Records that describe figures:
• • • •

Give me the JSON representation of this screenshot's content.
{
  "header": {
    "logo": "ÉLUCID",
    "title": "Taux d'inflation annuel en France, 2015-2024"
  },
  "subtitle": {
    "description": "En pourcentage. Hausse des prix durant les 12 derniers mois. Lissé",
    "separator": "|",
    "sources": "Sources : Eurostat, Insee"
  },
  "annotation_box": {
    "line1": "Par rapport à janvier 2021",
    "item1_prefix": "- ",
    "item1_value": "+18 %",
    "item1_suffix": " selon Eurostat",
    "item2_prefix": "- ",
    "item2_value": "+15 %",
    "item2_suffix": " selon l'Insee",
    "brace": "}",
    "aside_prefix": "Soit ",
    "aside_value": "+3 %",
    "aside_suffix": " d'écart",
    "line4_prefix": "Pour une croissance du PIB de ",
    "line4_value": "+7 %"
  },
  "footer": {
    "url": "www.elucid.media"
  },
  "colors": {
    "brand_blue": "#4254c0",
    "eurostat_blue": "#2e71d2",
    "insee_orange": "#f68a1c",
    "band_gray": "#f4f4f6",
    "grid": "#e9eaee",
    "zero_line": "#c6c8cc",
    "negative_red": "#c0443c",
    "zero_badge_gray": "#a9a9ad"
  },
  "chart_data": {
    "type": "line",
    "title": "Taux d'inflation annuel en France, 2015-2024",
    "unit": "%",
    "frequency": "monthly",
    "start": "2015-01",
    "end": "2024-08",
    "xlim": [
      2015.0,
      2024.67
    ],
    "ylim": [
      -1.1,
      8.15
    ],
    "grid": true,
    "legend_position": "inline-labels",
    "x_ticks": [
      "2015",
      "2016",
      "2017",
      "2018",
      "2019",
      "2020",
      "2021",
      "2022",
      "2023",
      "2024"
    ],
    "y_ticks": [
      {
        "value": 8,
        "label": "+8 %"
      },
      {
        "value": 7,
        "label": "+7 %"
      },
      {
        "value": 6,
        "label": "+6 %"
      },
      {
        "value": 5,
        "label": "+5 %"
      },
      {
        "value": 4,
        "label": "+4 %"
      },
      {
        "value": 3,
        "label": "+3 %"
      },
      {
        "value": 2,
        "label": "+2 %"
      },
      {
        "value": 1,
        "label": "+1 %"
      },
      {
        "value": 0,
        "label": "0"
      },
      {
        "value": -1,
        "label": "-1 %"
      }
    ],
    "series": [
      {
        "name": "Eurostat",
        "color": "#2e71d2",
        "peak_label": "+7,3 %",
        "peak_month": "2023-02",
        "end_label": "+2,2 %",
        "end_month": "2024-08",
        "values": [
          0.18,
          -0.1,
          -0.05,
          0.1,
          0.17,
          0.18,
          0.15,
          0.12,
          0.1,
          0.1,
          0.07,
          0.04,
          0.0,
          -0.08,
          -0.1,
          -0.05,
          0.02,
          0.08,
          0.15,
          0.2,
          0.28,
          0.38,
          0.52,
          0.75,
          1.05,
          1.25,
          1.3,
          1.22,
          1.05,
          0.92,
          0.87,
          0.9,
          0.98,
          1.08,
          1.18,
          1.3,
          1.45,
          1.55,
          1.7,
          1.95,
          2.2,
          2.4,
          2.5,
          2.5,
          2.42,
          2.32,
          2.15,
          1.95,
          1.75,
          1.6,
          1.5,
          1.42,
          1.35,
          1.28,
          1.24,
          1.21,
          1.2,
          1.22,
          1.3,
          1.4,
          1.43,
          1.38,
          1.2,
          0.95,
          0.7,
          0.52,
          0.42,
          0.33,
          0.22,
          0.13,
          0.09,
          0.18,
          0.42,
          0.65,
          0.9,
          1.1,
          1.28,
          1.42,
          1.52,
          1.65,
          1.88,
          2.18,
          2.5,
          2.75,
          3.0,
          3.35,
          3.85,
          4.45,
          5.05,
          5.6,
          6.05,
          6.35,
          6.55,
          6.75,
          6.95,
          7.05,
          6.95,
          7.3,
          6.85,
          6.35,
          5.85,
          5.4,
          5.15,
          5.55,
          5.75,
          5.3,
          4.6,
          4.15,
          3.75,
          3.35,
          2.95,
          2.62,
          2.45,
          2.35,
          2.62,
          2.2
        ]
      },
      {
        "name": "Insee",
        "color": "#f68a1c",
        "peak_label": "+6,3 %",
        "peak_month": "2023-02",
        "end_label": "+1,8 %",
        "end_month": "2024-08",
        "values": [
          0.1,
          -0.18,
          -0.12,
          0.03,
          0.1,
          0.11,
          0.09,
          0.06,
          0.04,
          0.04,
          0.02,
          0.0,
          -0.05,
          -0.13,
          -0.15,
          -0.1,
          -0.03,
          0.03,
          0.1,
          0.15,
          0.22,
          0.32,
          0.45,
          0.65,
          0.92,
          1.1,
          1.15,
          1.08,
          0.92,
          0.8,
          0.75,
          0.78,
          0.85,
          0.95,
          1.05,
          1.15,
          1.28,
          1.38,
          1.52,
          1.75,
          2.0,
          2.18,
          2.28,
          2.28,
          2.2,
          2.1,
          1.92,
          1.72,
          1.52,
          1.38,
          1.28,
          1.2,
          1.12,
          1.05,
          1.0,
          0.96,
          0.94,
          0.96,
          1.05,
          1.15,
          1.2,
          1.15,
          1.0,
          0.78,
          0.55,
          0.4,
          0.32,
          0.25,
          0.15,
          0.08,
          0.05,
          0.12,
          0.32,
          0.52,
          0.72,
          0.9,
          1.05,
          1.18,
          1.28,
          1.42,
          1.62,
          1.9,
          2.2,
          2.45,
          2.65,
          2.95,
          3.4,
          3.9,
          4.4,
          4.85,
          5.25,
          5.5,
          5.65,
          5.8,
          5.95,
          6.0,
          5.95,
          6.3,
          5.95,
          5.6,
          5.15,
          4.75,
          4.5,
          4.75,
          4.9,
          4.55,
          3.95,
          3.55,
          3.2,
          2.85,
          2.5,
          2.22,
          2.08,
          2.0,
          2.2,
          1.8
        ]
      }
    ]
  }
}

• • • •

• [Direction]:
Search the entries for the string "France" and collect each line that has it.

• [Task answer]:
    "title": "Taux d'inflation annuel en France, 2015-2024"
    "title": "Taux d'inflation annuel en France, 2015-2024",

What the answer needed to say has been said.